Dataset entries on figures:
Start
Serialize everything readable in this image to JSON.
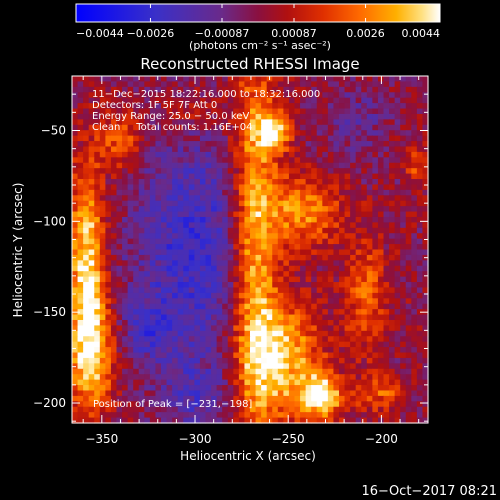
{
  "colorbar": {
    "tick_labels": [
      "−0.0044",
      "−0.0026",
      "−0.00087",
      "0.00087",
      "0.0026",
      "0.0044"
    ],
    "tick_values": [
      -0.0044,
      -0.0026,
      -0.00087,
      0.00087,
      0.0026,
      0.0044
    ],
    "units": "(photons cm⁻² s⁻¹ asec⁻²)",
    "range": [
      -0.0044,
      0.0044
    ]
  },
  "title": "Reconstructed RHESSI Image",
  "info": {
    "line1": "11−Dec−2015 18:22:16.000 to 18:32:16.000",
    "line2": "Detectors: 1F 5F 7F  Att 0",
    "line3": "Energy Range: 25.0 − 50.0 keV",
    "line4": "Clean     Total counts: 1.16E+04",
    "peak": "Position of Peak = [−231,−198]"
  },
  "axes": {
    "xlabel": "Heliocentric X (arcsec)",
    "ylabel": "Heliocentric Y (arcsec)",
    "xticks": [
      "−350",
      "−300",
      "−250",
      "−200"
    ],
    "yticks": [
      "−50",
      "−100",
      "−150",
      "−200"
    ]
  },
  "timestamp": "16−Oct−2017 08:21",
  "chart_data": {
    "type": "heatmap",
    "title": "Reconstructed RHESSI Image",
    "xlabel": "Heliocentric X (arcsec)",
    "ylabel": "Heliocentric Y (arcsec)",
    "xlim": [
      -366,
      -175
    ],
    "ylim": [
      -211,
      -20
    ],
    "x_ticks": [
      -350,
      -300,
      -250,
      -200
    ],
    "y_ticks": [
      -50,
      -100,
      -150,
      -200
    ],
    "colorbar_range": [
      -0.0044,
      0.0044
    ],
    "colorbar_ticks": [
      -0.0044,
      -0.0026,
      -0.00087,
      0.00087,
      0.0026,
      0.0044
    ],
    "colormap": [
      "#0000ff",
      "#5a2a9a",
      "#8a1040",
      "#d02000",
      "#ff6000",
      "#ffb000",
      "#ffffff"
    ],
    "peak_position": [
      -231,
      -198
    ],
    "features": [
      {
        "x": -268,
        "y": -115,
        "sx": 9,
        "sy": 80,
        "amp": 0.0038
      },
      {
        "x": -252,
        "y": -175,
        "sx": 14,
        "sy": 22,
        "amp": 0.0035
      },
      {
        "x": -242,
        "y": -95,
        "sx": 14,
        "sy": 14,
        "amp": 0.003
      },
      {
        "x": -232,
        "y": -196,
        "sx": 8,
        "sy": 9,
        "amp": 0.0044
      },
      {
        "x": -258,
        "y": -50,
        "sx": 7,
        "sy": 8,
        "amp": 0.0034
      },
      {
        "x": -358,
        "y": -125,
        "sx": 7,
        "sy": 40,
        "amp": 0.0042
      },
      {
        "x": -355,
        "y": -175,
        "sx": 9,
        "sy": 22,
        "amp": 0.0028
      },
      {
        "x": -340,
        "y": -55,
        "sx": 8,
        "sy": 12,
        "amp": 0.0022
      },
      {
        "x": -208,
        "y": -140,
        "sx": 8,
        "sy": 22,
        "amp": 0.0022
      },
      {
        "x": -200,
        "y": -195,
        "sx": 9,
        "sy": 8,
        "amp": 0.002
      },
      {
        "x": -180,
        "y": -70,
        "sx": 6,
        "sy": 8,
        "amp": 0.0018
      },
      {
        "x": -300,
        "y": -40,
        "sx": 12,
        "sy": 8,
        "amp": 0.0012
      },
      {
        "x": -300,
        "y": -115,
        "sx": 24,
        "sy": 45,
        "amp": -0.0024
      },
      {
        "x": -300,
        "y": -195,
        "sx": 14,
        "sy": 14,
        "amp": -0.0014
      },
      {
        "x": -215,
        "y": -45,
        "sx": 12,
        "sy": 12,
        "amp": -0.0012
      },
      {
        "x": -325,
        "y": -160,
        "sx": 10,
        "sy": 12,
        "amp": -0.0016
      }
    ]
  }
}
End
TASK STATEMENT :: Copy each line exactly, and leave the pictures out of your copy.

ANSWER FOR THIS EXERCISE ::
Serialize everything readable in this image to JSON.
{
  "colorbar": {
    "tick_labels": [
      "−0.0044",
      "−0.0026",
      "−0.00087",
      "0.00087",
      "0.0026",
      "0.0044"
    ],
    "tick_values": [
      -0.0044,
      -0.0026,
      -0.00087,
      0.00087,
      0.0026,
      0.0044
    ],
    "units": "(photons cm⁻² s⁻¹ asec⁻²)",
    "range": [
      -0.0044,
      0.0044
    ]
  },
  "title": "Reconstructed RHESSI Image",
  "info": {
    "line1": "11−Dec−2015 18:22:16.000 to 18:32:16.000",
    "line2": "Detectors: 1F 5F 7F  Att 0",
    "line3": "Energy Range: 25.0 − 50.0 keV",
    "line4": "Clean     Total counts: 1.16E+04",
    "peak": "Position of Peak = [−231,−198]"
  },
  "axes": {
    "xlabel": "Heliocentric X (arcsec)",
    "ylabel": "Heliocentric Y (arcsec)",
    "xticks": [
      "−350",
      "−300",
      "−250",
      "−200"
    ],
    "yticks": [
      "−50",
      "−100",
      "−150",
      "−200"
    ]
  },
  "timestamp": "16−Oct−2017 08:21",
  "chart_data": {
    "type": "heatmap",
    "title": "Reconstructed RHESSI Image",
    "xlabel": "Heliocentric X (arcsec)",
    "ylabel": "Heliocentric Y (arcsec)",
    "xlim": [
      -366,
      -175
    ],
    "ylim": [
      -211,
      -20
    ],
    "x_ticks": [
      -350,
      -300,
      -250,
      -200
    ],
    "y_ticks": [
      -50,
      -100,
      -150,
      -200
    ],
    "colorbar_range": [
      -0.0044,
      0.0044
    ],
    "colorbar_ticks": [
      -0.0044,
      -0.0026,
      -0.00087,
      0.00087,
      0.0026,
      0.0044
    ],
    "colormap": [
      "#0000ff",
      "#5a2a9a",
      "#8a1040",
      "#d02000",
      "#ff6000",
      "#ffb000",
      "#ffffff"
    ],
    "peak_position": [
      -231,
      -198
    ],
    "features": [
      {
        "x": -268,
        "y": -115,
        "sx": 9,
        "sy": 80,
        "amp": 0.0038
      },
      {
        "x": -252,
        "y": -175,
        "sx": 14,
        "sy": 22,
        "amp": 0.0035
      },
      {
        "x": -242,
        "y": -95,
        "sx": 14,
        "sy": 14,
        "amp": 0.003
      },
      {
        "x": -232,
        "y": -196,
        "sx": 8,
        "sy": 9,
        "amp": 0.0044
      },
      {
        "x": -258,
        "y": -50,
        "sx": 7,
        "sy": 8,
        "amp": 0.0034
      },
      {
        "x": -358,
        "y": -125,
        "sx": 7,
        "sy": 40,
        "amp": 0.0042
      },
      {
        "x": -355,
        "y": -175,
        "sx": 9,
        "sy": 22,
        "amp": 0.0028
      },
      {
        "x": -340,
        "y": -55,
        "sx": 8,
        "sy": 12,
        "amp": 0.0022
      },
      {
        "x": -208,
        "y": -140,
        "sx": 8,
        "sy": 22,
        "amp": 0.0022
      },
      {
        "x": -200,
        "y": -195,
        "sx": 9,
        "sy": 8,
        "amp": 0.002
      },
      {
        "x": -180,
        "y": -70,
        "sx": 6,
        "sy": 8,
        "amp": 0.0018
      },
      {
        "x": -300,
        "y": -40,
        "sx": 12,
        "sy": 8,
        "amp": 0.0012
      },
      {
        "x": -300,
        "y": -115,
        "sx": 24,
        "sy": 45,
        "amp": -0.0024
      },
      {
        "x": -300,
        "y": -195,
        "sx": 14,
        "sy": 14,
        "amp": -0.0014
      },
      {
        "x": -215,
        "y": -45,
        "sx": 12,
        "sy": 12,
        "amp": -0.0012
      },
      {
        "x": -325,
        "y": -160,
        "sx": 10,
        "sy": 12,
        "amp": -0.0016
      }
    ]
  }
}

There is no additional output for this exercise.